Given problem: Check each line of the records below for the word "Emil" and copy those where it appears.

Records from a collection:
"""

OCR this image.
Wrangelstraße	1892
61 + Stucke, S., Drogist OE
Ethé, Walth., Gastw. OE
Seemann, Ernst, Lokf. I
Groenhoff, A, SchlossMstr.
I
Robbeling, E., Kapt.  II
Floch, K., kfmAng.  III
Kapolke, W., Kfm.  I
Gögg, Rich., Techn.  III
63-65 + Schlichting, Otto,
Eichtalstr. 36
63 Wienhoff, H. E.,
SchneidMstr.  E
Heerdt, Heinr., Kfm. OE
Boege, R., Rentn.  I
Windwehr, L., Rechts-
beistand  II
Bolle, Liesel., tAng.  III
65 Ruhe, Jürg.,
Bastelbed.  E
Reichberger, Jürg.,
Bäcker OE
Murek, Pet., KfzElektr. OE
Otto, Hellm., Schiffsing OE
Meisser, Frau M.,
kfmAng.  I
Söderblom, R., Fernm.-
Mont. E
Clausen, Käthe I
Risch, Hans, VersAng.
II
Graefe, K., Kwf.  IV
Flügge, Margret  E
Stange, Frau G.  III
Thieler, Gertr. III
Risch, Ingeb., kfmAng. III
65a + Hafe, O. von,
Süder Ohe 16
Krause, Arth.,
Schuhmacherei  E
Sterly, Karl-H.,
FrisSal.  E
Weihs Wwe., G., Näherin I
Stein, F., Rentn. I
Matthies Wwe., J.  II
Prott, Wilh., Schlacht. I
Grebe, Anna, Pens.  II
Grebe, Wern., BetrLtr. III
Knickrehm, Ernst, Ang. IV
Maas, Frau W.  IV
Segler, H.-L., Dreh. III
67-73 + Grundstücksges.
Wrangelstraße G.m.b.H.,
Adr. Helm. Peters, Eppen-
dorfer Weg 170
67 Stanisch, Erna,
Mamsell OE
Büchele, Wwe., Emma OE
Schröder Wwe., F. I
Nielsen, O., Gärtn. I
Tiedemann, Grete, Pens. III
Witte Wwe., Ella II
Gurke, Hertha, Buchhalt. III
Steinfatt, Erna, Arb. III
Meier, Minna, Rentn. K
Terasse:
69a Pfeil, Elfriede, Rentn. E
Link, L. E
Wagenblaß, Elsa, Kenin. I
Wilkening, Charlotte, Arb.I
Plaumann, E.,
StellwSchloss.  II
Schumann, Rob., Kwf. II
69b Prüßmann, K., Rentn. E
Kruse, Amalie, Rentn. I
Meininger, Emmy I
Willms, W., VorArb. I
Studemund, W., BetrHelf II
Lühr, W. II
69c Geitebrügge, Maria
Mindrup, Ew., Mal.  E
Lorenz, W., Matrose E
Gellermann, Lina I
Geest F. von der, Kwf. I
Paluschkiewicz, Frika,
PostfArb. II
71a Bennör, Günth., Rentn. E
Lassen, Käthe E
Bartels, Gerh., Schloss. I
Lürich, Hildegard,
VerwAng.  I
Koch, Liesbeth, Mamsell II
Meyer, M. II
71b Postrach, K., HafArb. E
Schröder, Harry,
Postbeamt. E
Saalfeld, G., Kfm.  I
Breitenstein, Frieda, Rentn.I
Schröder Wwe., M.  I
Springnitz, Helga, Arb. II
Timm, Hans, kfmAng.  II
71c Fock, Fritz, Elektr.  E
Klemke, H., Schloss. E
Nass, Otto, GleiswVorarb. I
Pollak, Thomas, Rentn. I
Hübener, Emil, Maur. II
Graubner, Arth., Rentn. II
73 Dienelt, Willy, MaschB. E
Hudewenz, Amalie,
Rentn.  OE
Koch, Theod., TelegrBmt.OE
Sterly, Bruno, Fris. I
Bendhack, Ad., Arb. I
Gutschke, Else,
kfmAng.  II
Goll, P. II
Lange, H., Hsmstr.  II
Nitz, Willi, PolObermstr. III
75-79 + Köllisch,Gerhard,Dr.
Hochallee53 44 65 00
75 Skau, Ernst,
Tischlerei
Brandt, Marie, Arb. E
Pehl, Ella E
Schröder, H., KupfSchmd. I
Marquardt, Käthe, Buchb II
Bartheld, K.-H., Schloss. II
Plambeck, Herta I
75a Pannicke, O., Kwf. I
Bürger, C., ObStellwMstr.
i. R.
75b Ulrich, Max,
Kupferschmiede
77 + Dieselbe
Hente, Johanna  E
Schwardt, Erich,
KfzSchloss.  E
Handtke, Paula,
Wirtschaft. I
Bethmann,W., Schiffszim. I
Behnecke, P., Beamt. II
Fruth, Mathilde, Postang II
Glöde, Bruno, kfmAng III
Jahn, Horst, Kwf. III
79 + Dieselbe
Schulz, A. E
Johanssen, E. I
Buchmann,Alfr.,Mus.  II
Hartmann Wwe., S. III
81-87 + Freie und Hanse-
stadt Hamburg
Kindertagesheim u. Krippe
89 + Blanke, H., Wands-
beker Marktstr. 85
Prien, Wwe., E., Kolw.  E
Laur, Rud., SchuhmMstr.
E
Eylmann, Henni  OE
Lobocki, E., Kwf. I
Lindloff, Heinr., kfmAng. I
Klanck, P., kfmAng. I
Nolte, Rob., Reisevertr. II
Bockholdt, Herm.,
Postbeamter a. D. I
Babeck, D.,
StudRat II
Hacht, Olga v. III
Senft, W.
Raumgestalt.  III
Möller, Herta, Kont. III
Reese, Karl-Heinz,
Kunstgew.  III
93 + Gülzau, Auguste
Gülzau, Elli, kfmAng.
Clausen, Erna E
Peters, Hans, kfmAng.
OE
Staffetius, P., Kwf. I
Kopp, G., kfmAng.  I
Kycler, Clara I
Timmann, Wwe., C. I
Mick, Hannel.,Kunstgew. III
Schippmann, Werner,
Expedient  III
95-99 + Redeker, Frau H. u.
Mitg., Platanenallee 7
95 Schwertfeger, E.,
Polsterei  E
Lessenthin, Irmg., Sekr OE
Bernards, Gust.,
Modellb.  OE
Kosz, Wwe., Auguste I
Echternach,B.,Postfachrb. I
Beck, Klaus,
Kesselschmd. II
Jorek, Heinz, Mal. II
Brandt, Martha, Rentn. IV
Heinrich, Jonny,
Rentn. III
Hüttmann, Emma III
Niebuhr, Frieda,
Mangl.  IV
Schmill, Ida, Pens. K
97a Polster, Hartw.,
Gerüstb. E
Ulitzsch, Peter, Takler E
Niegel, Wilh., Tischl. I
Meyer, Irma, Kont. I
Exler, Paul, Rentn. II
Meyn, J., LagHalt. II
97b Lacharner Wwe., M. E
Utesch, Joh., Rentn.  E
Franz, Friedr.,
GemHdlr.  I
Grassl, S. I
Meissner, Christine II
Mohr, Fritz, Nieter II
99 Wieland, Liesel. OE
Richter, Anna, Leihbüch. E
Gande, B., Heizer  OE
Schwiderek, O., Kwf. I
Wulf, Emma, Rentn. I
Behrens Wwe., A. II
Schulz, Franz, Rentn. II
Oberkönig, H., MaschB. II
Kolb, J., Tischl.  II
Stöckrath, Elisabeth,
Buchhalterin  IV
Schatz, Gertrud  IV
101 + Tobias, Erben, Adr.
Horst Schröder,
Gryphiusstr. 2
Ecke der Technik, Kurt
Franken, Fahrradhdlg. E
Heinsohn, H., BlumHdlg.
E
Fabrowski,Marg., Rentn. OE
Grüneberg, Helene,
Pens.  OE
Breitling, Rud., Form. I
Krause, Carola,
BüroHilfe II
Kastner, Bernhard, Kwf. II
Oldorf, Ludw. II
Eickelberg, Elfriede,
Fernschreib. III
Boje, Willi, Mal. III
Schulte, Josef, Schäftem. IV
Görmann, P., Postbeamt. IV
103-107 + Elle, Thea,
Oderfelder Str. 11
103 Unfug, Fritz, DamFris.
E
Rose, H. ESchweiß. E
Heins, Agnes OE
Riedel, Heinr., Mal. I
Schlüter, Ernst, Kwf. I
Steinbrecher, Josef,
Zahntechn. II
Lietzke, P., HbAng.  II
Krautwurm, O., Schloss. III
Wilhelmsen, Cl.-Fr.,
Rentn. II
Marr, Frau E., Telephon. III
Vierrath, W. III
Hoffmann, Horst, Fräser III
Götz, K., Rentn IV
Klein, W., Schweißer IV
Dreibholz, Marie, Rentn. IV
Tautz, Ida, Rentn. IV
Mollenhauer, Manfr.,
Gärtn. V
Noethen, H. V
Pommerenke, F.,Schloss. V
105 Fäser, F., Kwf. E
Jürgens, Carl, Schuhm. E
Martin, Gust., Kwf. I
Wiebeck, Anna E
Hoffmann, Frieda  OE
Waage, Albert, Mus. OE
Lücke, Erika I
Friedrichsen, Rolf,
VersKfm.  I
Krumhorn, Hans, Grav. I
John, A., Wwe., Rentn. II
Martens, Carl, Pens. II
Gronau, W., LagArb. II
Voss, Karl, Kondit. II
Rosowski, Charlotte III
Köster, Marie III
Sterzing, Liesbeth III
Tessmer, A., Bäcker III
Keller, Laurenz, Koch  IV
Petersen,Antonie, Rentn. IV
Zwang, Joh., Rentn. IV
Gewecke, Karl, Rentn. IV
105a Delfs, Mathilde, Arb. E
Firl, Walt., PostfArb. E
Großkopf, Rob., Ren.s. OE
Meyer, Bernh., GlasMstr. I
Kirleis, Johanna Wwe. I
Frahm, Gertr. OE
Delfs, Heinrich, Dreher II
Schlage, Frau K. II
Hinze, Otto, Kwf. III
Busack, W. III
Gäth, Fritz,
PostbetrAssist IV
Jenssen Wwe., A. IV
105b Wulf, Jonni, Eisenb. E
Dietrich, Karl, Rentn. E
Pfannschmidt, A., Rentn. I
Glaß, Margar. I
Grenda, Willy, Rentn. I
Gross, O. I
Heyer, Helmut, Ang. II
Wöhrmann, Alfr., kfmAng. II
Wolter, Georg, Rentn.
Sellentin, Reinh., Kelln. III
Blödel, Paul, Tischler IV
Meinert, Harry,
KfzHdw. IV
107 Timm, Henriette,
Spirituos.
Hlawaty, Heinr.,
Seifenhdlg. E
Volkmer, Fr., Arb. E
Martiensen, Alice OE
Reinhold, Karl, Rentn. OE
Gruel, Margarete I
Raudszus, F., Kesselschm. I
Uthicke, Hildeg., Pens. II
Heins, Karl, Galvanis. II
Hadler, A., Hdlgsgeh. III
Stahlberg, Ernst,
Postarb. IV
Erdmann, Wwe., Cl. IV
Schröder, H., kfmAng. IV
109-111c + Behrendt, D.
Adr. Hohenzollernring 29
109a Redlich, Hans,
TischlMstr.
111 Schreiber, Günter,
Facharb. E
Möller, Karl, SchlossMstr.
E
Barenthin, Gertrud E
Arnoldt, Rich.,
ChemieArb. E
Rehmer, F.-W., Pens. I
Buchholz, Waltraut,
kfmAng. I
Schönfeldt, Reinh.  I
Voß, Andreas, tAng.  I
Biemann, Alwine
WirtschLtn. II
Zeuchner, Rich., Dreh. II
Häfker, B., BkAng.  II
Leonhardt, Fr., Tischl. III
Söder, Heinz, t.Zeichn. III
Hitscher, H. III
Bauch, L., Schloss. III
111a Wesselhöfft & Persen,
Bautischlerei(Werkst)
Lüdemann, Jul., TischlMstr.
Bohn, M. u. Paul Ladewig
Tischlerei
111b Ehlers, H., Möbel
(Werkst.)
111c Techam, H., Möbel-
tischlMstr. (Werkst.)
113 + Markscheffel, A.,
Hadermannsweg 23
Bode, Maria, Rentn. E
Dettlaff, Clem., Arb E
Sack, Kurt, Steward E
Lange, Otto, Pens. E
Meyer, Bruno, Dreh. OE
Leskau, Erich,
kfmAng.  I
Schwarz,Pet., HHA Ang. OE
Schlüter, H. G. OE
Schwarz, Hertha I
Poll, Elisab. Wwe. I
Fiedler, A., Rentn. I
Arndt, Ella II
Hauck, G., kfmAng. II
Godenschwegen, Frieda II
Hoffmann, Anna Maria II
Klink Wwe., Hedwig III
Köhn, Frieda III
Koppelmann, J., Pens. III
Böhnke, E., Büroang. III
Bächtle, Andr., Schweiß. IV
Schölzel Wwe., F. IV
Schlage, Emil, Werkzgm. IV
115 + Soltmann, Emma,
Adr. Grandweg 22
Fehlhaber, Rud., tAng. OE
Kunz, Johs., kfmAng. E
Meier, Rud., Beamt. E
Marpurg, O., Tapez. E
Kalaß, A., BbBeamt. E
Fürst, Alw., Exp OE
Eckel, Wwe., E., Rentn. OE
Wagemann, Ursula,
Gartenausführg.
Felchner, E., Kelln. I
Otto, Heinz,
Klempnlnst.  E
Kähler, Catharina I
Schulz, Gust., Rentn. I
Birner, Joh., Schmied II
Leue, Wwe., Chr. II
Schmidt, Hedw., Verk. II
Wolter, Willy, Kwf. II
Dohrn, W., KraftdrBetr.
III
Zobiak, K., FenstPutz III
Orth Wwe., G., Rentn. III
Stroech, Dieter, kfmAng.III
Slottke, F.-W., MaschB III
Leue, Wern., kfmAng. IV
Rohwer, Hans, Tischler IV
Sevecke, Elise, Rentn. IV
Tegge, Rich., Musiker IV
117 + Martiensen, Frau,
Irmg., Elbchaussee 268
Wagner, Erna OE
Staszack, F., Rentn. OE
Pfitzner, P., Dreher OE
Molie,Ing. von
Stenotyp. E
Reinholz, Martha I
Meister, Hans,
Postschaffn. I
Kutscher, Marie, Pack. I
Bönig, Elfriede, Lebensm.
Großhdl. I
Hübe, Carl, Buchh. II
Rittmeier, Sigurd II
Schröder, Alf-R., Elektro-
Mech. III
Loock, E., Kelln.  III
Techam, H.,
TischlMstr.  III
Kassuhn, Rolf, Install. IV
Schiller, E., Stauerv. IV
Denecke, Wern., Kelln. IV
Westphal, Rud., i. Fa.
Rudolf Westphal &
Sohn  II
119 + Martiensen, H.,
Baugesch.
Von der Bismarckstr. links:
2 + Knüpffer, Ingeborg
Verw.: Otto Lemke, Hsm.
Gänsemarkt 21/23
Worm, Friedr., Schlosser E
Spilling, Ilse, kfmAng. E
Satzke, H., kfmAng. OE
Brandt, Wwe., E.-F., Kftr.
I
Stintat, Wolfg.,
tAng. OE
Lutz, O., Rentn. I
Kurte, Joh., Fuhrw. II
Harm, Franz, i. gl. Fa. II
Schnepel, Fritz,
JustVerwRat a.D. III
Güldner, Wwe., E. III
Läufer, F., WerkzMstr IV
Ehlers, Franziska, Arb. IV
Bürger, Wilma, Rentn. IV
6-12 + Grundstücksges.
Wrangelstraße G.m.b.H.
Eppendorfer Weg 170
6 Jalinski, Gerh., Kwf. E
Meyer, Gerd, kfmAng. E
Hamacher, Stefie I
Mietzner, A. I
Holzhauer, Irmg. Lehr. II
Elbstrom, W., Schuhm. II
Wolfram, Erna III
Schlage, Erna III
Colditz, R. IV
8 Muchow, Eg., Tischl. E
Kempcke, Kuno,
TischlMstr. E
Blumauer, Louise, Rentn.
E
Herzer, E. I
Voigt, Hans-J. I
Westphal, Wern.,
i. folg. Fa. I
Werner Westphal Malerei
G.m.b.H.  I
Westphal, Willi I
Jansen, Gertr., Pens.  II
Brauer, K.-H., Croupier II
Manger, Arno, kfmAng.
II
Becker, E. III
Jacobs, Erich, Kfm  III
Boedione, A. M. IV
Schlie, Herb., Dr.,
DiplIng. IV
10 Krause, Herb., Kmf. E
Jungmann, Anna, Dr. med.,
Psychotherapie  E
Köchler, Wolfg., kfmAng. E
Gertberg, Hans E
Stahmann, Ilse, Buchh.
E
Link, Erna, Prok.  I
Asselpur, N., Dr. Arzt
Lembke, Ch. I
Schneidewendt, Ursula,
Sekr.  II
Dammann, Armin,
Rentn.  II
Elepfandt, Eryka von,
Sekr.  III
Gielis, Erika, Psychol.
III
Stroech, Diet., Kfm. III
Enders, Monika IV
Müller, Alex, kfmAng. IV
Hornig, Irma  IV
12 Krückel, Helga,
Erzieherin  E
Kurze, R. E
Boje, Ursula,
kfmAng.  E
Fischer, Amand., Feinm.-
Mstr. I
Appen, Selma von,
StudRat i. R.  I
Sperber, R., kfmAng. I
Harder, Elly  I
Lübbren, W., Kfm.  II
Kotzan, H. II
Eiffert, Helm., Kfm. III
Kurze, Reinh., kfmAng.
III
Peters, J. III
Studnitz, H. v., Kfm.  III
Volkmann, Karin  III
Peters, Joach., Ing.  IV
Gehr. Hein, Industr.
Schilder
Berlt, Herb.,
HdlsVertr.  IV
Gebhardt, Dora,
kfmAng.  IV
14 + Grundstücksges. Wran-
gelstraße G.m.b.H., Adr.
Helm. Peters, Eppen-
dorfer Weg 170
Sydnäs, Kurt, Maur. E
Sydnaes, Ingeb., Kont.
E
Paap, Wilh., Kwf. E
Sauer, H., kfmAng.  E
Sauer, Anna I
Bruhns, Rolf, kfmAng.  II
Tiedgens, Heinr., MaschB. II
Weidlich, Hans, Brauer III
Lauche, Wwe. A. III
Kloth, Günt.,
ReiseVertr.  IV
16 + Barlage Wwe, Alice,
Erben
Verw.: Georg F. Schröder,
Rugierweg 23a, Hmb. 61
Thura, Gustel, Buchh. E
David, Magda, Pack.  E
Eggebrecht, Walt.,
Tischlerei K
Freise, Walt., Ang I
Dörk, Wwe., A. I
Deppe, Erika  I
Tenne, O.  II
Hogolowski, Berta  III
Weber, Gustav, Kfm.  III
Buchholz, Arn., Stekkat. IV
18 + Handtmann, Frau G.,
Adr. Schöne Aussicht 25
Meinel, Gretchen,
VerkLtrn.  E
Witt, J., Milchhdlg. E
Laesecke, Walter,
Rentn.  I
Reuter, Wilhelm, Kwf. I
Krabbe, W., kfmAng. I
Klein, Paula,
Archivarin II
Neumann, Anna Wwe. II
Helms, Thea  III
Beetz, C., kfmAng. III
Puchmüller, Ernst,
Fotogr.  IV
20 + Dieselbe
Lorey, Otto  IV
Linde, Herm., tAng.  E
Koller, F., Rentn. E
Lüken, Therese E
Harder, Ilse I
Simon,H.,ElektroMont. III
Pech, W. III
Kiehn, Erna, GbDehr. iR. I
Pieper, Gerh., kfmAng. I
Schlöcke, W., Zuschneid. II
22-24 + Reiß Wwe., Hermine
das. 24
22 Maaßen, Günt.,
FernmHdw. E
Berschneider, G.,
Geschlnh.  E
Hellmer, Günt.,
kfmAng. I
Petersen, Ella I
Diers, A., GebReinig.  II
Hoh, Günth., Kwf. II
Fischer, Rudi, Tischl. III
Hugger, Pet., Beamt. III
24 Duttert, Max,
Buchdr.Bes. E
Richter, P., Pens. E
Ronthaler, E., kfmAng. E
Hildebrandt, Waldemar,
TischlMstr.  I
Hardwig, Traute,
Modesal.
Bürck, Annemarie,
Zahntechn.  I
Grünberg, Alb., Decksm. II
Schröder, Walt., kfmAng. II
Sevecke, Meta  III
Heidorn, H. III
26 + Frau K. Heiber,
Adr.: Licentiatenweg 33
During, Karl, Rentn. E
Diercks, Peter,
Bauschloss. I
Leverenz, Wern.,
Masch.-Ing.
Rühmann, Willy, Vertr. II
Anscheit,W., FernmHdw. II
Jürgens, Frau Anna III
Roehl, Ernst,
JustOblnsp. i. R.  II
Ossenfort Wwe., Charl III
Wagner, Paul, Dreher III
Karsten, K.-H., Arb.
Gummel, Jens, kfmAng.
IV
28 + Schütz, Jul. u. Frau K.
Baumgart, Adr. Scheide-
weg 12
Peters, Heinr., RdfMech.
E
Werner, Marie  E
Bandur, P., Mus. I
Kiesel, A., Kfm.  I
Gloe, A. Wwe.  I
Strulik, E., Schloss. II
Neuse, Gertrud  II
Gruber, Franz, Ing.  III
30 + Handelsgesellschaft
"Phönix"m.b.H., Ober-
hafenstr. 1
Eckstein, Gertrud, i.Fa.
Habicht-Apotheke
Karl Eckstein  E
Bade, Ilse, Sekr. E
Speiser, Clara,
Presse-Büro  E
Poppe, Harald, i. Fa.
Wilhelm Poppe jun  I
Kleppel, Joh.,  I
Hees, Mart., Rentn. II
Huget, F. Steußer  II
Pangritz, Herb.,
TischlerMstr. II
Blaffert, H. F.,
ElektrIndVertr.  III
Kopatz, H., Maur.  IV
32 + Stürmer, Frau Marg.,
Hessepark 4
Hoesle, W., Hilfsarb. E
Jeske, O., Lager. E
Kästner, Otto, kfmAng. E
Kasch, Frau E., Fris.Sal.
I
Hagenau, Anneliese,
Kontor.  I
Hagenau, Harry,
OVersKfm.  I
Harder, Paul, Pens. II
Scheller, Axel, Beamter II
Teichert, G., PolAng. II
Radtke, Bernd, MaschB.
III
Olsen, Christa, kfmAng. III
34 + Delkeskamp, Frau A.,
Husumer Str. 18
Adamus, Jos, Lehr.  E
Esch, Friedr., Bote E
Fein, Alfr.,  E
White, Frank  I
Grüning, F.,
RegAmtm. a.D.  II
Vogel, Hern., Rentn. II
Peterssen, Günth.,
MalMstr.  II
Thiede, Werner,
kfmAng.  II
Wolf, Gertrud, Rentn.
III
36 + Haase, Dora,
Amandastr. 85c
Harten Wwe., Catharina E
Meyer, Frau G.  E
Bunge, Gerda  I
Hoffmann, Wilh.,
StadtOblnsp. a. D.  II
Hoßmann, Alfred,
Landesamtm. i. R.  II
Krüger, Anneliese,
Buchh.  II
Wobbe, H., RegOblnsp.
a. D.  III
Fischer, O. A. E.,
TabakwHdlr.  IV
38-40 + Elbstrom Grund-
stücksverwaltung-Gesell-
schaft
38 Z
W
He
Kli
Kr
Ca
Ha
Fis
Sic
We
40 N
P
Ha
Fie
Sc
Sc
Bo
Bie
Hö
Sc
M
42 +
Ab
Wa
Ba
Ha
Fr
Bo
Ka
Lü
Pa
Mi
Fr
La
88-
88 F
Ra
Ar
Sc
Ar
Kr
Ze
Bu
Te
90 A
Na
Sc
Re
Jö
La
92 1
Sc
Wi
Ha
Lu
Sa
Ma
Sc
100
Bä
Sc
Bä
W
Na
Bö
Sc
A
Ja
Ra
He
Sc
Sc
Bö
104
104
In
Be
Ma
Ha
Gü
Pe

"""

Final result:
Hübener, Emil, Maur. II
Schlage, Emil, Werkzgm. IV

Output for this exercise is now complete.